* [Records for the task]:

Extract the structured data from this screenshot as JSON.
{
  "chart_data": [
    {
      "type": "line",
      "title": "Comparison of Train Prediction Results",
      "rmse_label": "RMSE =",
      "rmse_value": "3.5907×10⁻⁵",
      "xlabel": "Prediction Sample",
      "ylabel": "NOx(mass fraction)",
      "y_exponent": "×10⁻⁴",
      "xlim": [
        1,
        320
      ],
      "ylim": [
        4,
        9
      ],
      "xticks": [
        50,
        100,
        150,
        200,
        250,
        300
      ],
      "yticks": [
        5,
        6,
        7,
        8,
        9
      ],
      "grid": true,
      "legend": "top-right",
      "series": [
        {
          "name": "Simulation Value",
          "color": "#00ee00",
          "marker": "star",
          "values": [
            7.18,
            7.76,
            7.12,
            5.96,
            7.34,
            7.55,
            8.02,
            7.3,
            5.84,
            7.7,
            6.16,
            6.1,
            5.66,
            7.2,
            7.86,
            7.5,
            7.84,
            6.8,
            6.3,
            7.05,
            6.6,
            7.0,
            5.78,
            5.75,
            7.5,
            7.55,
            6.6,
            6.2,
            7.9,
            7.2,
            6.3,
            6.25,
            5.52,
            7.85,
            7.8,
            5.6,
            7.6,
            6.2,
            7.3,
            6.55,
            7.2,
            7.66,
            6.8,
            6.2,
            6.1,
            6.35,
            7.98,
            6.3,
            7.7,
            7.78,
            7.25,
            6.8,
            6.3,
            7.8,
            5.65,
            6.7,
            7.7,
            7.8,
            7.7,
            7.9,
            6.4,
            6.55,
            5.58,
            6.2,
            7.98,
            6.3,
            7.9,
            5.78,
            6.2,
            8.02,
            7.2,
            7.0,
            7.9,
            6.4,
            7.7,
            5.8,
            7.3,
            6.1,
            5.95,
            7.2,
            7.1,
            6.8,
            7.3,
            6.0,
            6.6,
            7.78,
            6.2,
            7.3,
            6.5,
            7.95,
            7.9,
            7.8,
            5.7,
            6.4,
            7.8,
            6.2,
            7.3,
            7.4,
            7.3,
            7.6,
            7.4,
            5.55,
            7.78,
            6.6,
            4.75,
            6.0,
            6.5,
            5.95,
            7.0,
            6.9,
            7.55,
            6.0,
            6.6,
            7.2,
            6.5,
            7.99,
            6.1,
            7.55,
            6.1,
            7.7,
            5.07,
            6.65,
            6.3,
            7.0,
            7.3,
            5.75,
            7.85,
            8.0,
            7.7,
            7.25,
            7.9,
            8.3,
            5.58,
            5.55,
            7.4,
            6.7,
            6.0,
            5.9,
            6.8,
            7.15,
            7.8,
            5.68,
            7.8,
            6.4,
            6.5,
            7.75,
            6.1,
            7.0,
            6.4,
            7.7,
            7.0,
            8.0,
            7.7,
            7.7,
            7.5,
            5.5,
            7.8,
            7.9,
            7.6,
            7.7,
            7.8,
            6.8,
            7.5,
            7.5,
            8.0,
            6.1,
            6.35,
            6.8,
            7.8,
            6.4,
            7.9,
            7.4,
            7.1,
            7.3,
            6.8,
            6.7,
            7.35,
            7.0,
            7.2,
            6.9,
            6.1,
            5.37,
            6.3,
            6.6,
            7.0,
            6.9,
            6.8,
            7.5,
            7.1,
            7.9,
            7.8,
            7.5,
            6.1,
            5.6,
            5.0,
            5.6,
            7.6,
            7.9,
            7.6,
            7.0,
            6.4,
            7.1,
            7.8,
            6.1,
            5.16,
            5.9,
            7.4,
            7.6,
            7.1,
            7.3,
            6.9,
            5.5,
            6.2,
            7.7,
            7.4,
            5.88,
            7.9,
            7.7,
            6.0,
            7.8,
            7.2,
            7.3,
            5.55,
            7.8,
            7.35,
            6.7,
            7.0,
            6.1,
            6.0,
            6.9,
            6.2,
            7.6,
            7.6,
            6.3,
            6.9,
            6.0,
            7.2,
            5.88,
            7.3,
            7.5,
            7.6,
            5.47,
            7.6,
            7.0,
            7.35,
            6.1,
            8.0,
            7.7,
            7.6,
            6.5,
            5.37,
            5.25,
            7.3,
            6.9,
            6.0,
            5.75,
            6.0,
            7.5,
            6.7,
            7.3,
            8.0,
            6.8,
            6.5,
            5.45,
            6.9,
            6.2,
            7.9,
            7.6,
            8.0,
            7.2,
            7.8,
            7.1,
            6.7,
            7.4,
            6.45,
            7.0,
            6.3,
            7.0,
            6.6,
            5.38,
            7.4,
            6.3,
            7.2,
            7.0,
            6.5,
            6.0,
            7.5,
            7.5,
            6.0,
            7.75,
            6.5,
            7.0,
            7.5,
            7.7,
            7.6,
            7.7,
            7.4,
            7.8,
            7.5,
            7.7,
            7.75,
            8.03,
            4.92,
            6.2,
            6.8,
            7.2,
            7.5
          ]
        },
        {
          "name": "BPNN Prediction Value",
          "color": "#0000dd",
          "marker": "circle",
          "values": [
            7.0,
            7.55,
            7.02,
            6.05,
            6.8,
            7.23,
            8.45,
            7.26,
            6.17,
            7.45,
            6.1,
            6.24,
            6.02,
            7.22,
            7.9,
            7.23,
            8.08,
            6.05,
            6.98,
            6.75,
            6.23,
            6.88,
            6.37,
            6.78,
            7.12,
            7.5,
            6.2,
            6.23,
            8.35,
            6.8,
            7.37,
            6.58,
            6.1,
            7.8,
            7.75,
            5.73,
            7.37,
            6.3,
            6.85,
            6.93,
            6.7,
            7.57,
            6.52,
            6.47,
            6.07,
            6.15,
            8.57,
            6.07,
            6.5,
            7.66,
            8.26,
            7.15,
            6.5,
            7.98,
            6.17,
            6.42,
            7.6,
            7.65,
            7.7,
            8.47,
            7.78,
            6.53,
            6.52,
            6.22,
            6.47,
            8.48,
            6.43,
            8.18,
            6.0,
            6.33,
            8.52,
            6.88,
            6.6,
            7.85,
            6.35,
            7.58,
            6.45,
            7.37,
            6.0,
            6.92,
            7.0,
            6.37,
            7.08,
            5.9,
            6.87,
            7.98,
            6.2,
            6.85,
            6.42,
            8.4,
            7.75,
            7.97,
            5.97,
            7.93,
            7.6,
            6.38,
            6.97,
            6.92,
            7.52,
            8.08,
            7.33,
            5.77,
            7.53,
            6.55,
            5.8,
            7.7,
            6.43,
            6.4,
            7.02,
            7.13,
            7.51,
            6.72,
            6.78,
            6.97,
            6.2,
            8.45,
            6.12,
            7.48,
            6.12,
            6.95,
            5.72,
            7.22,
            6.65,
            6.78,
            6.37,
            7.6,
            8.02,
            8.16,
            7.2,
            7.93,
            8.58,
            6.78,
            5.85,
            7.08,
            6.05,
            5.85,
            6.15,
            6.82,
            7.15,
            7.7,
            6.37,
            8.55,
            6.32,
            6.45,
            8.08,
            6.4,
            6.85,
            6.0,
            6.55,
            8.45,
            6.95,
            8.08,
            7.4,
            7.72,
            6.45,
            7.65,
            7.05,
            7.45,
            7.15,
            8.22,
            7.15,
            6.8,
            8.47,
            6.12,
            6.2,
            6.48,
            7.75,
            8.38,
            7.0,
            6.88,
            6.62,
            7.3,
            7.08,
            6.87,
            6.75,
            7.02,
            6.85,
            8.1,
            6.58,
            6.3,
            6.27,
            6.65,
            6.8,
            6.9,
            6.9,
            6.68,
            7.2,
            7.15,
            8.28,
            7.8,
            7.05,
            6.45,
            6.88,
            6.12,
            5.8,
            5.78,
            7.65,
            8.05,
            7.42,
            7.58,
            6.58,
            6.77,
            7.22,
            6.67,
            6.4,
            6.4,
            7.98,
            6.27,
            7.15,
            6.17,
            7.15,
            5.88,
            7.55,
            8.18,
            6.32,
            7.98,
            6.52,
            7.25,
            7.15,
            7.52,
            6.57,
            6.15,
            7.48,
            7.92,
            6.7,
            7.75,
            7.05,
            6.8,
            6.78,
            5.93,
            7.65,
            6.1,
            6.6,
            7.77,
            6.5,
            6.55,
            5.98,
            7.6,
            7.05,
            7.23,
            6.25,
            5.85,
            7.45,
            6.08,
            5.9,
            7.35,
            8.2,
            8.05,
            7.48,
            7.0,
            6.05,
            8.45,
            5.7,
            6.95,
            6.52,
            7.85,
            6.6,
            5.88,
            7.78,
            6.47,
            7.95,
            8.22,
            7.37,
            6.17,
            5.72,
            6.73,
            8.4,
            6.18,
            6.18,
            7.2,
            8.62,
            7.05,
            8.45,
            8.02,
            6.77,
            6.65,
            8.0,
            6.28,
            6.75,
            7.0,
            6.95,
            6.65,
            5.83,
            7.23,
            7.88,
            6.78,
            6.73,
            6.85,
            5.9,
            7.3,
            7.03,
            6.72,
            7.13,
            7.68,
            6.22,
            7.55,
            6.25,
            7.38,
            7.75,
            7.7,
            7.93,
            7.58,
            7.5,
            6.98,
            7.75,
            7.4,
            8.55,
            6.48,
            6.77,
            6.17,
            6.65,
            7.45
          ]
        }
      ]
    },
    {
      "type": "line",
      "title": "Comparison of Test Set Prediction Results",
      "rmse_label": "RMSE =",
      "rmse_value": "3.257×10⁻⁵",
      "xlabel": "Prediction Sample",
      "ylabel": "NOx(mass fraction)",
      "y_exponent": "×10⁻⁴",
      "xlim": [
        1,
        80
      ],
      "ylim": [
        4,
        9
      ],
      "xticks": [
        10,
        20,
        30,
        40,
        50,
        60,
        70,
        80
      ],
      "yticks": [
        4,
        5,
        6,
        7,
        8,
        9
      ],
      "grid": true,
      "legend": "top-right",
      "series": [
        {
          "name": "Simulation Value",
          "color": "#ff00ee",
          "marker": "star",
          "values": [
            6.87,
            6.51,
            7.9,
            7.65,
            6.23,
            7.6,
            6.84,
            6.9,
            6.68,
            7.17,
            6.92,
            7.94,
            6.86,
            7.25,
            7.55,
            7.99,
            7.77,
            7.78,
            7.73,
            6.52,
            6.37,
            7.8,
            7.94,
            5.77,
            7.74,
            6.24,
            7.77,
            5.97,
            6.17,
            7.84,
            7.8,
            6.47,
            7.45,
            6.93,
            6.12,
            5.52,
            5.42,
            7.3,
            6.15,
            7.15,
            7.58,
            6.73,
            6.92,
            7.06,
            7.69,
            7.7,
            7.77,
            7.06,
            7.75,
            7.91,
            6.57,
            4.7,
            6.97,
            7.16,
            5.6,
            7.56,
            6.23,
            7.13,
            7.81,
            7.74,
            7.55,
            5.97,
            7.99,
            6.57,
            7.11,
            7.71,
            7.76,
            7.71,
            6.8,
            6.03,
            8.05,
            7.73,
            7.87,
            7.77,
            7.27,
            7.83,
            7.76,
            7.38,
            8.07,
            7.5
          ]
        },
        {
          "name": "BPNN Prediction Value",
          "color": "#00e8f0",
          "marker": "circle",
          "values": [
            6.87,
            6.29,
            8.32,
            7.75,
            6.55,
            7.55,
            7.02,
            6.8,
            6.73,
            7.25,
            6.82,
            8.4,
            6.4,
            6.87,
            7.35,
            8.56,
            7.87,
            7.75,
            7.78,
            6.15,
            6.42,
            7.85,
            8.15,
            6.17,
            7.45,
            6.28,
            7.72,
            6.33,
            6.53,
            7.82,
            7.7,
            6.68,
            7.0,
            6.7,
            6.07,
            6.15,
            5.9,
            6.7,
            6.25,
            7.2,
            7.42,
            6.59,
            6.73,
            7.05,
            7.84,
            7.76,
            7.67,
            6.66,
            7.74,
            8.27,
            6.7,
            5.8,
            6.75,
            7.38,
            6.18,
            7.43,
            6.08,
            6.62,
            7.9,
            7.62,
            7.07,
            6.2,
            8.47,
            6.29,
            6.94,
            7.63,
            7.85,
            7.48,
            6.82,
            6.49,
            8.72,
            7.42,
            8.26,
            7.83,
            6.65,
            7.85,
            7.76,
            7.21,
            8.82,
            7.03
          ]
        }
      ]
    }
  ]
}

* [Aim]: Tally the lines in the listing that hold "color" and report the number alone.

* [Complete output]: 4